## Problem to solve
Lift every line from the entries that includes the word "avec".
--- Begin ---
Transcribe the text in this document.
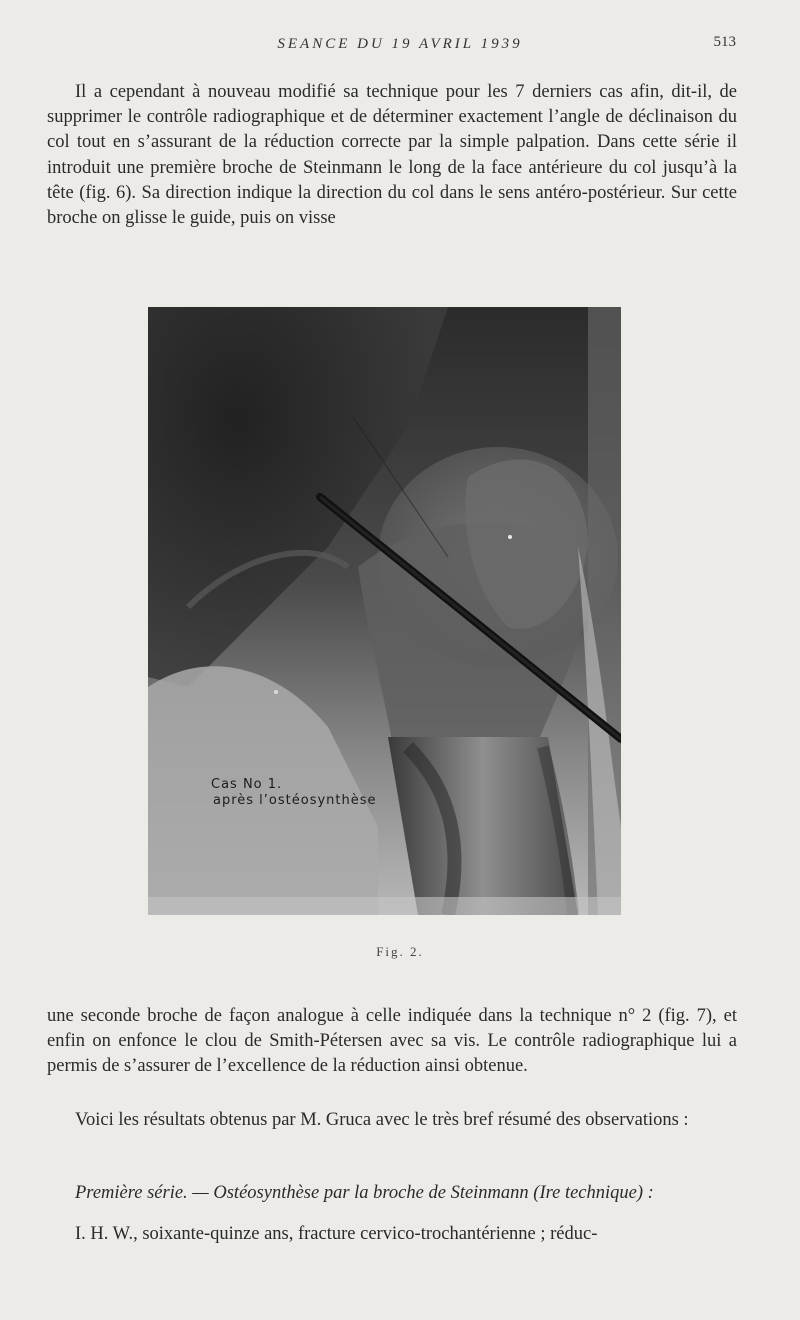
SEANCE DU 19 AVRIL 1939	513
Il a cependant à nouveau modifié sa technique pour les 7 derniers cas afin, dit-il, de supprimer le contrôle radiographique et de déterminer exactement l’angle de déclinaison du col tout en s’assurant de la réduction correcte par la simple palpation. Dans cette série il introduit une première broche de Steinmann le long de la face antérieure du col jusqu’à la tête (fig. 6). Sa direction indique la direction du col dans le sens antéro-postérieur. Sur cette broche on glisse le guide, puis on visse
Cas No 1.
après l’ostéosynthèse
Fig. 2.
une seconde broche de façon analogue à celle indiquée dans la technique n° 2 (fig. 7), et enfin on enfonce le clou de Smith-Pétersen avec sa vis. Le contrôle radiographique lui a permis de s’assurer de l’excellence de la réduction ainsi obtenue.
Voici les résultats obtenus par M. Gruca avec le très bref résumé des observations :
Première série. — Ostéosynthèse par la broche de Steinmann (Ire technique) :
I. H. W., soixante-quinze ans, fracture cervico-trochantérienne ; réduc-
--- End ---
## Response
une seconde broche de façon analogue à celle indiquée dans la technique n° 2 (fig. 7), et enfin on enfonce le clou de Smith-Pétersen avec sa vis. Le contrôle radiographique lui a permis de s’assurer de l’excellence de la réduction ainsi obtenue.
Voici les résultats obtenus par M. Gruca avec le très bref résumé des observations :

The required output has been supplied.